Collected data entries:
╔══
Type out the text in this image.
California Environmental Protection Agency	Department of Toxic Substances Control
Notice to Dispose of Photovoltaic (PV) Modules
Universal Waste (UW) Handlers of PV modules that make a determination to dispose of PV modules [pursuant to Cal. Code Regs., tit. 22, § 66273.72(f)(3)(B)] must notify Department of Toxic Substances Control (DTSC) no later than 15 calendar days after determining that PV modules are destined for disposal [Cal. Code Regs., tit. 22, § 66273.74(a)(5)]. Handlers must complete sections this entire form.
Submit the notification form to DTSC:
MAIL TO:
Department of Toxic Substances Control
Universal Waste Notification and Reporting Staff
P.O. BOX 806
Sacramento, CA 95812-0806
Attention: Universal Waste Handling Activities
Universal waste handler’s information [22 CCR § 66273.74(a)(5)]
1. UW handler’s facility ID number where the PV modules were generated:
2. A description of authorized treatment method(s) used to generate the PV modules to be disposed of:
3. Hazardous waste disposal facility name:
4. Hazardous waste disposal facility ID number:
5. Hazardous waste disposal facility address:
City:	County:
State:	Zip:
╚══
Reproduce the records above exactly.

WORKED ANSWER:
Type out the text in this image.
California Environmental Protection Agency	Department of Toxic Substances Control
Notice to Dispose of Photovoltaic (PV) Modules
Universal Waste (UW) Handlers of PV modules that make a determination to dispose of PV modules [pursuant to Cal. Code Regs., tit. 22, § 66273.72(f)(3)(B)] must notify Department of Toxic Substances Control (DTSC) no later than 15 calendar days after determining that PV modules are destined for disposal [Cal. Code Regs., tit. 22, § 66273.74(a)(5)]. Handlers must complete sections this entire form.
Submit the notification form to DTSC:
MAIL TO:
Department of Toxic Substances Control
Universal Waste Notification and Reporting Staff
P.O. BOX 806
Sacramento, CA 95812-0806
Attention: Universal Waste Handling Activities
Universal waste handler’s information [22 CCR § 66273.74(a)(5)]
1. UW handler’s facility ID number where the PV modules were generated:
2. A description of authorized treatment method(s) used to generate the PV modules to be disposed of:
3. Hazardous waste disposal facility name:
4. Hazardous waste disposal facility ID number:
5. Hazardous waste disposal facility address:
City:	County:
State:	Zip:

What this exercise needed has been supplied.